What is expected:
Take the material below and retype it in full; pictures are left out.

[Extracted records]
= = = = =
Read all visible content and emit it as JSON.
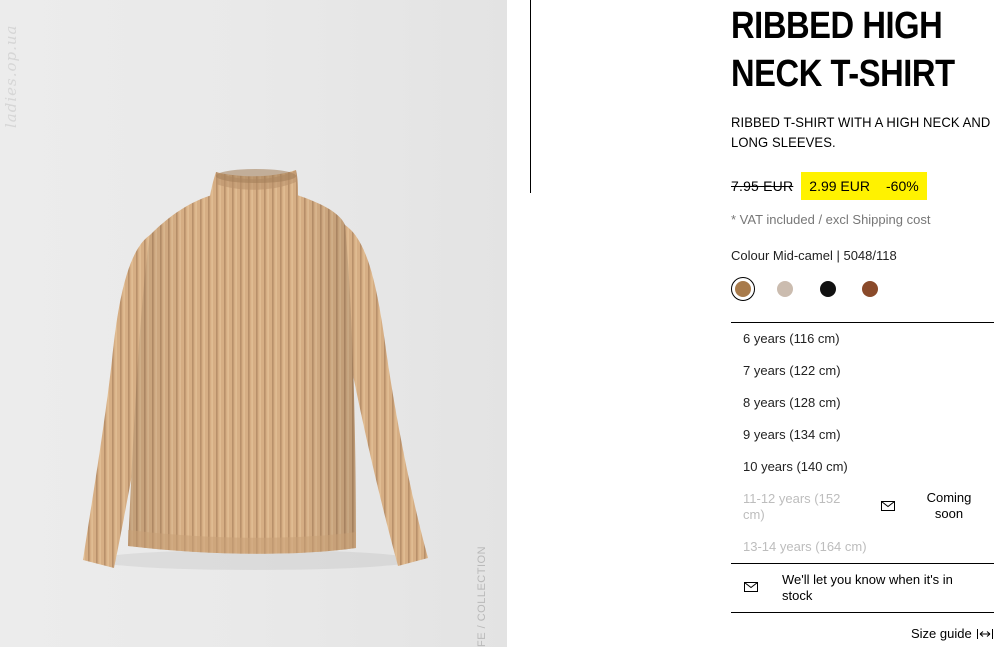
{
  "product": {
    "title_line1": "RIBBED HIGH",
    "title_line2": "NECK T-SHIRT",
    "description_line1": "RIBBED T-SHIRT WITH A HIGH NECK AND",
    "description_line2": "LONG SLEEVES.",
    "old_price": "7.95 EUR",
    "sale_price": "2.99 EUR",
    "discount": "-60%",
    "vat_note": "* VAT included / excl Shipping cost",
    "colour_line": "Colour Mid-camel | 5048/118"
  },
  "photo": {
    "watermark": "ladies.op.ua",
    "collection_label": "FE / COLLECTION"
  },
  "colours": [
    {
      "name": "mid-camel",
      "hex": "#a87b4c",
      "selected": true
    },
    {
      "name": "light-beige",
      "hex": "#cbbcaf",
      "selected": false
    },
    {
      "name": "black",
      "hex": "#111111",
      "selected": false
    },
    {
      "name": "brown",
      "hex": "#8a4a2a",
      "selected": false
    }
  ],
  "sizes": [
    {
      "label": "6 years (116 cm)",
      "available": true
    },
    {
      "label": "7 years (122 cm)",
      "available": true
    },
    {
      "label": "8 years (128 cm)",
      "available": true
    },
    {
      "label": "9 years (134 cm)",
      "available": true
    },
    {
      "label": "10 years (140 cm)",
      "available": true
    },
    {
      "label_line1": "11-12 years (152",
      "label_line2": "cm)",
      "available": false,
      "status_line1": "Coming",
      "status_line2": "soon"
    },
    {
      "label": "13-14 years (164 cm)",
      "available": false
    }
  ],
  "notify": {
    "line1": "We'll let you know when it's in",
    "line2": "stock"
  },
  "size_guide": {
    "label": "Size guide",
    "icon": "resize-horizontal-icon"
  },
  "colors": {
    "sale_highlight": "#fff200",
    "disabled_text": "#bdbdbd",
    "garment": "#d6ae84"
  }
}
= = = = =
Written response:
Read all visible content and emit it as JSON.
{
  "product": {
    "title_line1": "RIBBED HIGH",
    "title_line2": "NECK T-SHIRT",
    "description_line1": "RIBBED T-SHIRT WITH A HIGH NECK AND",
    "description_line2": "LONG SLEEVES.",
    "old_price": "7.95 EUR",
    "sale_price": "2.99 EUR",
    "discount": "-60%",
    "vat_note": "* VAT included / excl Shipping cost",
    "colour_line": "Colour Mid-camel | 5048/118"
  },
  "photo": {
    "watermark": "ladies.op.ua",
    "collection_label": "FE / COLLECTION"
  },
  "colours": [
    {
      "name": "mid-camel",
      "hex": "#a87b4c",
      "selected": true
    },
    {
      "name": "light-beige",
      "hex": "#cbbcaf",
      "selected": false
    },
    {
      "name": "black",
      "hex": "#111111",
      "selected": false
    },
    {
      "name": "brown",
      "hex": "#8a4a2a",
      "selected": false
    }
  ],
  "sizes": [
    {
      "label": "6 years (116 cm)",
      "available": true
    },
    {
      "label": "7 years (122 cm)",
      "available": true
    },
    {
      "label": "8 years (128 cm)",
      "available": true
    },
    {
      "label": "9 years (134 cm)",
      "available": true
    },
    {
      "label": "10 years (140 cm)",
      "available": true
    },
    {
      "label_line1": "11-12 years (152",
      "label_line2": "cm)",
      "available": false,
      "status_line1": "Coming",
      "status_line2": "soon"
    },
    {
      "label": "13-14 years (164 cm)",
      "available": false
    }
  ],
  "notify": {
    "line1": "We'll let you know when it's in",
    "line2": "stock"
  },
  "size_guide": {
    "label": "Size guide",
    "icon": "resize-horizontal-icon"
  },
  "colors": {
    "sale_highlight": "#fff200",
    "disabled_text": "#bdbdbd",
    "garment": "#d6ae84"
  }
}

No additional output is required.